--- Begin Exercise materials ---
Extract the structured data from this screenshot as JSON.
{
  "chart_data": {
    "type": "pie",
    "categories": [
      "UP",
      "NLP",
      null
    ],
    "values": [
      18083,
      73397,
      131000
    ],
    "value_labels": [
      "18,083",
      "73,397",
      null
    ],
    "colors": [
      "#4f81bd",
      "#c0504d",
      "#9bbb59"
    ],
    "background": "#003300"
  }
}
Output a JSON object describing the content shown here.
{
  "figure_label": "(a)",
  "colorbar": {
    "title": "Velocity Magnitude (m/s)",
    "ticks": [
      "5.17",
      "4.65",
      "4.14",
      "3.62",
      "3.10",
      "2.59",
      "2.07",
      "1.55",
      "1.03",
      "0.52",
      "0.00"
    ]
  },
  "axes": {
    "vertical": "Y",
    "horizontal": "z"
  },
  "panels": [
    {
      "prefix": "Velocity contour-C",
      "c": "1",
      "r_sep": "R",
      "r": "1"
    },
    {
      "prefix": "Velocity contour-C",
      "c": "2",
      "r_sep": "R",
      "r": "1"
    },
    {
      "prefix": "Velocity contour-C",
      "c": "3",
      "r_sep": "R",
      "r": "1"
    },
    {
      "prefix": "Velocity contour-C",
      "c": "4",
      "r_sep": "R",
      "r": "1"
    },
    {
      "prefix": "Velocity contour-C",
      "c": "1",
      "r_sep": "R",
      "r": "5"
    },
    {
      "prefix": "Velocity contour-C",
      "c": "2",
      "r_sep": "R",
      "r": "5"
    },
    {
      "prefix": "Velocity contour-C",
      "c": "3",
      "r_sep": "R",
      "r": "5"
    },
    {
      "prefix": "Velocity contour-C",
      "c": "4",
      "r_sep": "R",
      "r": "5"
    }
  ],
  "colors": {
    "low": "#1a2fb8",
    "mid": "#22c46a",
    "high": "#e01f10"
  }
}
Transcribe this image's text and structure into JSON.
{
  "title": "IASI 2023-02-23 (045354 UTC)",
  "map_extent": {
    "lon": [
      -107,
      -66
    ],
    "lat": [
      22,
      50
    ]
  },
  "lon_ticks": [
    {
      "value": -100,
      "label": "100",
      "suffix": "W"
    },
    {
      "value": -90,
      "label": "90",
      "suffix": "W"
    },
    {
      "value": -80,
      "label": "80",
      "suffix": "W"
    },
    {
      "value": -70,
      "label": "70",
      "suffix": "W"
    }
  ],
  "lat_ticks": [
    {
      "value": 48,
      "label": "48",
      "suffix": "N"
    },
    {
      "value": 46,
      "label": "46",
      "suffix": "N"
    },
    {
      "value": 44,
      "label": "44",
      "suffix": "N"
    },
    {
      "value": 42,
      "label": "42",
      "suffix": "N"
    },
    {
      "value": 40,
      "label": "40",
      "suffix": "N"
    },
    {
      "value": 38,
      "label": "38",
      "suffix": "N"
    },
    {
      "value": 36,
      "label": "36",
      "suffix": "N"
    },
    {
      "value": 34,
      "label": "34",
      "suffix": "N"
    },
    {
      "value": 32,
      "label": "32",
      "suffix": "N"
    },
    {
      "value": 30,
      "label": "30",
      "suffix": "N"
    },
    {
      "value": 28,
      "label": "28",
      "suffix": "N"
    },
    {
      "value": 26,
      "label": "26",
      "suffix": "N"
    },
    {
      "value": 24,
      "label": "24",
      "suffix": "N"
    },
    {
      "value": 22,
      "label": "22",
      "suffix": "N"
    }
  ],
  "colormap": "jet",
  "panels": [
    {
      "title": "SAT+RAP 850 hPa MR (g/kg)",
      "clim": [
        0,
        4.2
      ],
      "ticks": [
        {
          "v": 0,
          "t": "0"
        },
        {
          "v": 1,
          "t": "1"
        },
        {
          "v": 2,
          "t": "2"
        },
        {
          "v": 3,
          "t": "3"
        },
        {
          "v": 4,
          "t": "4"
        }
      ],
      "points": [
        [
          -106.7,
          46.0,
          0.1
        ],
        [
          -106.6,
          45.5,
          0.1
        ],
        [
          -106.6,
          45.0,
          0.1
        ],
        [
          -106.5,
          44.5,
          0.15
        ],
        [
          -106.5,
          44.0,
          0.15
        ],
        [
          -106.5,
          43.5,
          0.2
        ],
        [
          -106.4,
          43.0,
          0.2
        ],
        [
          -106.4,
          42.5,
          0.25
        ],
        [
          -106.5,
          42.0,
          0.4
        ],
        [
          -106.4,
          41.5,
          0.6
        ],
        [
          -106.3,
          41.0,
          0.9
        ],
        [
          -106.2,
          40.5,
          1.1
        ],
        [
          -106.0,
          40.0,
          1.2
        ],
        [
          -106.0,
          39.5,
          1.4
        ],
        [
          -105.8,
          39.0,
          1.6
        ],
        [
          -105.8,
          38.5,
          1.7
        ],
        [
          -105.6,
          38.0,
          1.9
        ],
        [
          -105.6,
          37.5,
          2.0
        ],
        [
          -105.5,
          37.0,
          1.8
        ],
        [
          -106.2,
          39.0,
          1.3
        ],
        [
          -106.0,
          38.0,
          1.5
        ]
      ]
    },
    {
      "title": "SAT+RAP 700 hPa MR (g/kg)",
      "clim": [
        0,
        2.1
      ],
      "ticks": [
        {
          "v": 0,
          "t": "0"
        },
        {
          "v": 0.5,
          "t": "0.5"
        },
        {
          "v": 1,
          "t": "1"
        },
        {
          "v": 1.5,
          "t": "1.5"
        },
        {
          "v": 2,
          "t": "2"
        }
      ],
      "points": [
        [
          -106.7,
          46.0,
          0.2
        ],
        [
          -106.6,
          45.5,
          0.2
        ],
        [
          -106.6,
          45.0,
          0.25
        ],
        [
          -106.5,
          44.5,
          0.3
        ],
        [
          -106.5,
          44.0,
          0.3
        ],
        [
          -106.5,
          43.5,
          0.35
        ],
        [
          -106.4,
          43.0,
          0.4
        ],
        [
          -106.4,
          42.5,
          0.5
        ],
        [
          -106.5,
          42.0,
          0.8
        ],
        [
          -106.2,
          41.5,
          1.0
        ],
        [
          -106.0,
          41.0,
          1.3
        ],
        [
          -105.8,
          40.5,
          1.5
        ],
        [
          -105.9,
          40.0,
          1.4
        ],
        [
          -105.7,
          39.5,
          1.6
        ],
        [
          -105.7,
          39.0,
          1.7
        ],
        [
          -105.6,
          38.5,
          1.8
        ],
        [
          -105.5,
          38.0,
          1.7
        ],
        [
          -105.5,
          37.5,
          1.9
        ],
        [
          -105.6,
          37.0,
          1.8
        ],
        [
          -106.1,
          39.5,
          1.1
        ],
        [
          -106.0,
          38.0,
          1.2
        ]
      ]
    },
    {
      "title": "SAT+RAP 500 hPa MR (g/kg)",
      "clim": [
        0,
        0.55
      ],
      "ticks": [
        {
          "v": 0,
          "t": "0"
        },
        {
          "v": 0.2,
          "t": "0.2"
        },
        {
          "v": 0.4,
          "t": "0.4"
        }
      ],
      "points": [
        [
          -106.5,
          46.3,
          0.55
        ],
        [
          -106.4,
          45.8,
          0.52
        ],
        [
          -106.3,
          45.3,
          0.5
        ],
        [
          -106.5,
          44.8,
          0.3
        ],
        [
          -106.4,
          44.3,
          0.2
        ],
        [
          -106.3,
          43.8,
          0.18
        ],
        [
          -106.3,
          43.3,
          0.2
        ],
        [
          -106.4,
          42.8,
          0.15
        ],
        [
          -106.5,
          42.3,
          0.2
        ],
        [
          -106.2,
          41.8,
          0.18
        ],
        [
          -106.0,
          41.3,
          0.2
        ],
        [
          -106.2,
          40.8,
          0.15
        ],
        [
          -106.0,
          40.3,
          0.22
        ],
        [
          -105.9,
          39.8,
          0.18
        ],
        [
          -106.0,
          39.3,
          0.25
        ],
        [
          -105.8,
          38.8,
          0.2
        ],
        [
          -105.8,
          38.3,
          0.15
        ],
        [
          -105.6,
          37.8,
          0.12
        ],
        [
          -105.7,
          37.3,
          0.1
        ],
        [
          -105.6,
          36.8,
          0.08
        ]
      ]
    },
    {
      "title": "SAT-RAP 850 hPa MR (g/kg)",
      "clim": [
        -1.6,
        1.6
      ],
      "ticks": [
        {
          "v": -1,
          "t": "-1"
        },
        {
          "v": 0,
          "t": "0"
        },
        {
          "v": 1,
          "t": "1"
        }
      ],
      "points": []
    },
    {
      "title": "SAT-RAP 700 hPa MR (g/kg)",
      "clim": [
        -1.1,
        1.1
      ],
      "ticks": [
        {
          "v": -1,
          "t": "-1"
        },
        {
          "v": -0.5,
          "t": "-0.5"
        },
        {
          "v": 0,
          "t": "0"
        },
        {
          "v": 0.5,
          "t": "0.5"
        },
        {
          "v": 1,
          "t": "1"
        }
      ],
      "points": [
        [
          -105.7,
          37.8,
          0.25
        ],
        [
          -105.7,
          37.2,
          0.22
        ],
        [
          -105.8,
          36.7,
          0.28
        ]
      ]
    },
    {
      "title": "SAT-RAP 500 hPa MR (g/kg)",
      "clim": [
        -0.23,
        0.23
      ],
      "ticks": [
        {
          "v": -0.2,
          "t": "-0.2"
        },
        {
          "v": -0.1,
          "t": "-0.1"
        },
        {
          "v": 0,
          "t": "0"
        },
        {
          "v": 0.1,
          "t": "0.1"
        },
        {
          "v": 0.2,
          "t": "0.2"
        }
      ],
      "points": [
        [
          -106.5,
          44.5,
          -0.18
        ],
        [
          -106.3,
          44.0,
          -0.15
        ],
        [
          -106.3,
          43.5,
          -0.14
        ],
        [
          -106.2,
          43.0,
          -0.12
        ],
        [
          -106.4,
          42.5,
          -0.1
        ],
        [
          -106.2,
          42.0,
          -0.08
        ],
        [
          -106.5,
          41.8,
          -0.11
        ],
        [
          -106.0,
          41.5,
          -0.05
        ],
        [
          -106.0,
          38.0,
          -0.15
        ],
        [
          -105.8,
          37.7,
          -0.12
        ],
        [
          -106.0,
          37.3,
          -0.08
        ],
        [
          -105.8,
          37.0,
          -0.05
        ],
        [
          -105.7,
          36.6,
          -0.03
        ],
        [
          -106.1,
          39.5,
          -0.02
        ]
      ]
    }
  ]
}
--- End Exercise materials ---
● Exercise objective:
Among these entries, how many lines include the string "this"? Reply with the number by itself.

● Full output:
2